Quote every one of the lines below word for word.

▼▼▼

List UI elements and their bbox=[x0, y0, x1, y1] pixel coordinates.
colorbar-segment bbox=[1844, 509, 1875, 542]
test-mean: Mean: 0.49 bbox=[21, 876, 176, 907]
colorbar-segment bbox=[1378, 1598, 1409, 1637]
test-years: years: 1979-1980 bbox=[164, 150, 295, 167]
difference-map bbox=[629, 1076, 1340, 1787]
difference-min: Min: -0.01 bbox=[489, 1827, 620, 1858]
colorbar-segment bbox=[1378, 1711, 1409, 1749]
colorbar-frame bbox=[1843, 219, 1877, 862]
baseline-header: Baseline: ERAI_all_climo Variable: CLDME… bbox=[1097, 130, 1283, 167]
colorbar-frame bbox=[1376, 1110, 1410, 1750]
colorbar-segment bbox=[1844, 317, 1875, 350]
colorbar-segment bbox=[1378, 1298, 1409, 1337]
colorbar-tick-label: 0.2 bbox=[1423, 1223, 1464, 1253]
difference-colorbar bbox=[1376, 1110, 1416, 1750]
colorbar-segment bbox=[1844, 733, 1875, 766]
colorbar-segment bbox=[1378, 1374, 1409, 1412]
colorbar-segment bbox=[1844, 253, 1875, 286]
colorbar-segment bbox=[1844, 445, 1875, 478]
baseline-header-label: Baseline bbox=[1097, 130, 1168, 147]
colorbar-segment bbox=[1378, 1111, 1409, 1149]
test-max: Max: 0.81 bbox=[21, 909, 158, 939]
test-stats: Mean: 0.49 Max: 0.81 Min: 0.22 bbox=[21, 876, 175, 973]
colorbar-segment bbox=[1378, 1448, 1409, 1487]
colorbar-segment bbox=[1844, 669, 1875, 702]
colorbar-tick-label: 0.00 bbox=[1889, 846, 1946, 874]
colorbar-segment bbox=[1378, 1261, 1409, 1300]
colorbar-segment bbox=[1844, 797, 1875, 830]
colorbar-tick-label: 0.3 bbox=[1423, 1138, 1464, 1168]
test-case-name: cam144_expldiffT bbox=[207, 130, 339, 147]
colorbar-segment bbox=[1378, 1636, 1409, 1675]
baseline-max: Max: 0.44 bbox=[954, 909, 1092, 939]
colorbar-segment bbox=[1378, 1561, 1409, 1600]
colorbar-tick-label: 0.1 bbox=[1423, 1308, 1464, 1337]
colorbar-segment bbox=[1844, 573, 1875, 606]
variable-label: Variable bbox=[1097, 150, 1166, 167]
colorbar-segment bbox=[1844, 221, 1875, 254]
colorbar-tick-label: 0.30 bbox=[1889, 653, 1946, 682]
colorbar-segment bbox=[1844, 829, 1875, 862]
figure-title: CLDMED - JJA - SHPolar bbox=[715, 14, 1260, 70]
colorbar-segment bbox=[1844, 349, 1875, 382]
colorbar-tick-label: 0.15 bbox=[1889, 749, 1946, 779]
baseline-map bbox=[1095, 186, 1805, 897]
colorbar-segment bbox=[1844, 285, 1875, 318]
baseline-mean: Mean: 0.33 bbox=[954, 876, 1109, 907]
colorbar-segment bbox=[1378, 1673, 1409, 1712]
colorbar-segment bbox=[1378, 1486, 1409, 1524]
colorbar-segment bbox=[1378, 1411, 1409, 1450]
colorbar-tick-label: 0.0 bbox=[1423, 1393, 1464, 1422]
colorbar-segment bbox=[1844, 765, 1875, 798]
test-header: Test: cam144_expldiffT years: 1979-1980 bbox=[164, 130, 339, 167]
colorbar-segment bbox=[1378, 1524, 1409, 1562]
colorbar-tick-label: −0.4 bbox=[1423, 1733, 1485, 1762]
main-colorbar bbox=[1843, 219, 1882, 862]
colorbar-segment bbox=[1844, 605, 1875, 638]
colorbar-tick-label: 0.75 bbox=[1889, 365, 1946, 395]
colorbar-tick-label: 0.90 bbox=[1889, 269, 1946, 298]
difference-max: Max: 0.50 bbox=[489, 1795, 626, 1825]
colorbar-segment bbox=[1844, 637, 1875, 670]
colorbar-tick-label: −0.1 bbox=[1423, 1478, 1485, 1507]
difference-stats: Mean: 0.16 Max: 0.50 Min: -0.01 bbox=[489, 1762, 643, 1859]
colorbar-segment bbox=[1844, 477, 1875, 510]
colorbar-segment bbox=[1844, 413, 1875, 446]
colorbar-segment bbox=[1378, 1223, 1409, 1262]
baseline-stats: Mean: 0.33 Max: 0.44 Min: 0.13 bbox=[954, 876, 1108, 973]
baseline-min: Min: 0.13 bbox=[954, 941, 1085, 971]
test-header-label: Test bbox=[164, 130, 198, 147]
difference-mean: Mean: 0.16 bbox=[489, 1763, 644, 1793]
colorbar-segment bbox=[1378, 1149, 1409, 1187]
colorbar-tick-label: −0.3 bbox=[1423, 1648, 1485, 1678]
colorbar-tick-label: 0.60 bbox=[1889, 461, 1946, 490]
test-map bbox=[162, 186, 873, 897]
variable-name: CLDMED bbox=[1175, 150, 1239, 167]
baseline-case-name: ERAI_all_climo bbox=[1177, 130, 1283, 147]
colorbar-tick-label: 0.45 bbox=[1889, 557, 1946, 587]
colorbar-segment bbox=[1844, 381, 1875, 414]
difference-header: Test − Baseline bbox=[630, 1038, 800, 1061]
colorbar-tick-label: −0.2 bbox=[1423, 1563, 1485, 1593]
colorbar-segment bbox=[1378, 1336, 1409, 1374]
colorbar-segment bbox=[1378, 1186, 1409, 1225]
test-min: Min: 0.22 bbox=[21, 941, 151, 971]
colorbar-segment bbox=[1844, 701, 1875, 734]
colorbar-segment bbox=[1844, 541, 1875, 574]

▲▲▲

» Result for this task
List UI elements and their bbox=[x0, y0, x1, y1] pixel coordinates.
colorbar-segment bbox=[1844, 509, 1875, 542]
test-mean: Mean: 0.49 bbox=[21, 876, 176, 907]
colorbar-segment bbox=[1378, 1598, 1409, 1637]
test-years: years: 1979-1980 bbox=[164, 150, 295, 167]
difference-map bbox=[629, 1076, 1340, 1787]
difference-min: Min: -0.01 bbox=[489, 1827, 620, 1858]
colorbar-segment bbox=[1378, 1711, 1409, 1749]
colorbar-frame bbox=[1843, 219, 1877, 862]
baseline-header: Baseline: ERAI_all_climo Variable: CLDME… bbox=[1097, 130, 1283, 167]
colorbar-frame bbox=[1376, 1110, 1410, 1750]
colorbar-segment bbox=[1844, 317, 1875, 350]
colorbar-segment bbox=[1378, 1298, 1409, 1337]
colorbar-tick-label: 0.2 bbox=[1423, 1223, 1464, 1253]
difference-colorbar bbox=[1376, 1110, 1416, 1750]
colorbar-segment bbox=[1844, 733, 1875, 766]
colorbar-segment bbox=[1378, 1374, 1409, 1412]
colorbar-segment bbox=[1844, 253, 1875, 286]
colorbar-segment bbox=[1844, 445, 1875, 478]
baseline-header-label: Baseline bbox=[1097, 130, 1168, 147]
colorbar-segment bbox=[1378, 1111, 1409, 1149]
test-max: Max: 0.81 bbox=[21, 909, 158, 939]
test-stats: Mean: 0.49 Max: 0.81 Min: 0.22 bbox=[21, 876, 175, 973]
colorbar-segment bbox=[1378, 1448, 1409, 1487]
colorbar-segment bbox=[1844, 669, 1875, 702]
colorbar-tick-label: 0.00 bbox=[1889, 846, 1946, 874]
colorbar-segment bbox=[1378, 1261, 1409, 1300]
colorbar-segment bbox=[1844, 797, 1875, 830]
colorbar-tick-label: 0.3 bbox=[1423, 1138, 1464, 1168]
test-case-name: cam144_expldiffT bbox=[207, 130, 339, 147]
colorbar-segment bbox=[1378, 1636, 1409, 1675]
baseline-max: Max: 0.44 bbox=[954, 909, 1092, 939]
colorbar-segment bbox=[1378, 1561, 1409, 1600]
colorbar-tick-label: 0.1 bbox=[1423, 1308, 1464, 1337]
colorbar-segment bbox=[1844, 573, 1875, 606]
variable-label: Variable bbox=[1097, 150, 1166, 167]
colorbar-segment bbox=[1844, 221, 1875, 254]
colorbar-tick-label: 0.30 bbox=[1889, 653, 1946, 682]
colorbar-segment bbox=[1844, 829, 1875, 862]
figure-title: CLDMED - JJA - SHPolar bbox=[715, 14, 1260, 70]
colorbar-segment bbox=[1844, 349, 1875, 382]
colorbar-tick-label: 0.15 bbox=[1889, 749, 1946, 779]
baseline-map bbox=[1095, 186, 1805, 897]
colorbar-segment bbox=[1844, 285, 1875, 318]
baseline-mean: Mean: 0.33 bbox=[954, 876, 1109, 907]
colorbar-segment bbox=[1378, 1673, 1409, 1712]
colorbar-segment bbox=[1378, 1486, 1409, 1524]
colorbar-segment bbox=[1378, 1411, 1409, 1450]
colorbar-tick-label: 0.0 bbox=[1423, 1393, 1464, 1422]
colorbar-segment bbox=[1844, 765, 1875, 798]
test-header: Test: cam144_expldiffT years: 1979-1980 bbox=[164, 130, 339, 167]
colorbar-segment bbox=[1378, 1524, 1409, 1562]
colorbar-tick-label: −0.4 bbox=[1423, 1733, 1485, 1762]
main-colorbar bbox=[1843, 219, 1882, 862]
colorbar-segment bbox=[1844, 605, 1875, 638]
colorbar-tick-label: 0.75 bbox=[1889, 365, 1946, 395]
colorbar-tick-label: 0.90 bbox=[1889, 269, 1946, 298]
difference-max: Max: 0.50 bbox=[489, 1795, 626, 1825]
colorbar-segment bbox=[1844, 637, 1875, 670]
colorbar-tick-label: −0.1 bbox=[1423, 1478, 1485, 1507]
difference-stats: Mean: 0.16 Max: 0.50 Min: -0.01 bbox=[489, 1762, 643, 1859]
colorbar-segment bbox=[1844, 477, 1875, 510]
colorbar-segment bbox=[1844, 413, 1875, 446]
colorbar-segment bbox=[1378, 1223, 1409, 1262]
baseline-stats: Mean: 0.33 Max: 0.44 Min: 0.13 bbox=[954, 876, 1108, 973]
baseline-min: Min: 0.13 bbox=[954, 941, 1085, 971]
test-header-label: Test bbox=[164, 130, 198, 147]
difference-mean: Mean: 0.16 bbox=[489, 1763, 644, 1793]
colorbar-segment bbox=[1378, 1149, 1409, 1187]
colorbar-tick-label: −0.3 bbox=[1423, 1648, 1485, 1678]
colorbar-tick-label: 0.60 bbox=[1889, 461, 1946, 490]
test-map bbox=[162, 186, 873, 897]
variable-name: CLDMED bbox=[1175, 150, 1239, 167]
baseline-case-name: ERAI_all_climo bbox=[1177, 130, 1283, 147]
colorbar-tick-label: 0.45 bbox=[1889, 557, 1946, 587]
colorbar-segment bbox=[1844, 381, 1875, 414]
difference-header: Test − Baseline bbox=[630, 1038, 800, 1061]
colorbar-tick-label: −0.2 bbox=[1423, 1563, 1485, 1593]
colorbar-segment bbox=[1378, 1336, 1409, 1374]
colorbar-segment bbox=[1378, 1186, 1409, 1225]
test-min: Min: 0.22 bbox=[21, 941, 151, 971]
colorbar-segment bbox=[1844, 701, 1875, 734]
colorbar-segment bbox=[1844, 541, 1875, 574]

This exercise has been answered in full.